All of the entries need to be written out again, exactly as they are.
— Start INFORMATION GIVEN —
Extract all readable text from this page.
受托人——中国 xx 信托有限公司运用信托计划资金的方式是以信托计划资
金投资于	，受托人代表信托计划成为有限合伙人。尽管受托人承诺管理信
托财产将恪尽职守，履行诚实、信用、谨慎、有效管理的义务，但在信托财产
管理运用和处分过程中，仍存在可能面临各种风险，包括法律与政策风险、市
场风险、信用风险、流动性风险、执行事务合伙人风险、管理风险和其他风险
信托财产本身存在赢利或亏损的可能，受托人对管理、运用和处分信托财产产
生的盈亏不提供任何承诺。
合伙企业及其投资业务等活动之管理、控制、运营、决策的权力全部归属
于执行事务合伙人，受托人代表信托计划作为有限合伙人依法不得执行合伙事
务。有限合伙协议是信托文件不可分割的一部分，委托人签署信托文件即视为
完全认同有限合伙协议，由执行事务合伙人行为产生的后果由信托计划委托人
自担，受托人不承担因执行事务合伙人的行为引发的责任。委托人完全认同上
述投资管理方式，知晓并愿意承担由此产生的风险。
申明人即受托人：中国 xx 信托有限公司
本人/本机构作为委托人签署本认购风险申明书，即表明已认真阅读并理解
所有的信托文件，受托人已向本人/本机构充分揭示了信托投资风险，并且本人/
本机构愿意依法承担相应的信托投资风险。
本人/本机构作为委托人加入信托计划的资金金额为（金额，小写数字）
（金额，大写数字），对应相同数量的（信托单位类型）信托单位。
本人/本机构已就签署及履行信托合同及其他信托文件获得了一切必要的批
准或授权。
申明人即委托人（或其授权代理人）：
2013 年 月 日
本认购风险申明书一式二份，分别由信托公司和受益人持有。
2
— End INFORMATION GIVEN —
## SOLUTION BELOW
Extract all readable text from this page.
受托人——中国 xx 信托有限公司运用信托计划资金的方式是以信托计划资
金投资于	，受托人代表信托计划成为有限合伙人。尽管受托人承诺管理信
托财产将恪尽职守，履行诚实、信用、谨慎、有效管理的义务，但在信托财产
管理运用和处分过程中，仍存在可能面临各种风险，包括法律与政策风险、市
场风险、信用风险、流动性风险、执行事务合伙人风险、管理风险和其他风险
信托财产本身存在赢利或亏损的可能，受托人对管理、运用和处分信托财产产
生的盈亏不提供任何承诺。
合伙企业及其投资业务等活动之管理、控制、运营、决策的权力全部归属
于执行事务合伙人，受托人代表信托计划作为有限合伙人依法不得执行合伙事
务。有限合伙协议是信托文件不可分割的一部分，委托人签署信托文件即视为
完全认同有限合伙协议，由执行事务合伙人行为产生的后果由信托计划委托人
自担，受托人不承担因执行事务合伙人的行为引发的责任。委托人完全认同上
述投资管理方式，知晓并愿意承担由此产生的风险。
申明人即受托人：中国 xx 信托有限公司
本人/本机构作为委托人签署本认购风险申明书，即表明已认真阅读并理解
所有的信托文件，受托人已向本人/本机构充分揭示了信托投资风险，并且本人/
本机构愿意依法承担相应的信托投资风险。
本人/本机构作为委托人加入信托计划的资金金额为（金额，小写数字）
（金额，大写数字），对应相同数量的（信托单位类型）信托单位。
本人/本机构已就签署及履行信托合同及其他信托文件获得了一切必要的批
准或授权。
申明人即委托人（或其授权代理人）：
2013 年 月 日
本认购风险申明书一式二份，分别由信托公司和受益人持有。
2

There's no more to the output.